» **Stated task**
Reproduce each line bearing the word "hochladen".

» **Given records**
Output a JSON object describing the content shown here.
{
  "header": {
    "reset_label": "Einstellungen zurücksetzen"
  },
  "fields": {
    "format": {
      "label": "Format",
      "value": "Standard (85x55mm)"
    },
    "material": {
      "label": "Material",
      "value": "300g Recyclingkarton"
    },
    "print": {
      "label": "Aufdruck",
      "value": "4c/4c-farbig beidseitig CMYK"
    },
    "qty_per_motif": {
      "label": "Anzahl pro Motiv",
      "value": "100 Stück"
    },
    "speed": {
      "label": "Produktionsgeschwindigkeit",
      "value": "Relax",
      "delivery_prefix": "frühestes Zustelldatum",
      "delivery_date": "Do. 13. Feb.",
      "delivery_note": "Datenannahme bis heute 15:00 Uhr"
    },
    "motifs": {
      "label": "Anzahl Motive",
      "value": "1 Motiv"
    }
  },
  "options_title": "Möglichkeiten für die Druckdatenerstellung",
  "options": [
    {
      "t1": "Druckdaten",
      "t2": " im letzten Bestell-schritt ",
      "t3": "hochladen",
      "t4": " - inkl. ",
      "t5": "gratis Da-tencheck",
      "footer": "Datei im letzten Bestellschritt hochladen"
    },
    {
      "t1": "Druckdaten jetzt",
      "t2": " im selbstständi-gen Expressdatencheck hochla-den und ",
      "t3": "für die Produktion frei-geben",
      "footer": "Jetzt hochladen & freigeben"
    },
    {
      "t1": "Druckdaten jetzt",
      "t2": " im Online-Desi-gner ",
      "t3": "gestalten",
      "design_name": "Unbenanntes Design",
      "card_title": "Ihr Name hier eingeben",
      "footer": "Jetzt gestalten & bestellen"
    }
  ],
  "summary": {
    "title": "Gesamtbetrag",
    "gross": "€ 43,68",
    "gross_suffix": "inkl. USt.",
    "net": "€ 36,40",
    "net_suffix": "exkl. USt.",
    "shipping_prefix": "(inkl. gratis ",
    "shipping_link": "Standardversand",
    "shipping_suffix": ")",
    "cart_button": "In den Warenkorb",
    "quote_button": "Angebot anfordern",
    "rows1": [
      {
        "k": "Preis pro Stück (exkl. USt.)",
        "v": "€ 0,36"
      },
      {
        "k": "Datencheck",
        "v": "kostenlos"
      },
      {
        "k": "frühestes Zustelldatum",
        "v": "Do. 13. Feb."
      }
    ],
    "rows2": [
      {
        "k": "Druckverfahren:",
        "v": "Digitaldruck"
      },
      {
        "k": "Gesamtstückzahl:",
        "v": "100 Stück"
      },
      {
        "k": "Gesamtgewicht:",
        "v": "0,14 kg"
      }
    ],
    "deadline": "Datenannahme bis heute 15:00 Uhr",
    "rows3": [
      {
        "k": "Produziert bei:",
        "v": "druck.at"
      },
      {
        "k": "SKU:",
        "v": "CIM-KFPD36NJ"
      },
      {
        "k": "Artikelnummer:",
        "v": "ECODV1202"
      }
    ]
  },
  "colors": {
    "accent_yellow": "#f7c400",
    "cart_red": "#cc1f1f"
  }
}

» **Response to the exercise**
      "t3": "hochladen",
      "footer": "Datei im letzten Bestellschritt hochladen"
      "footer": "Jetzt hochladen & freigeben"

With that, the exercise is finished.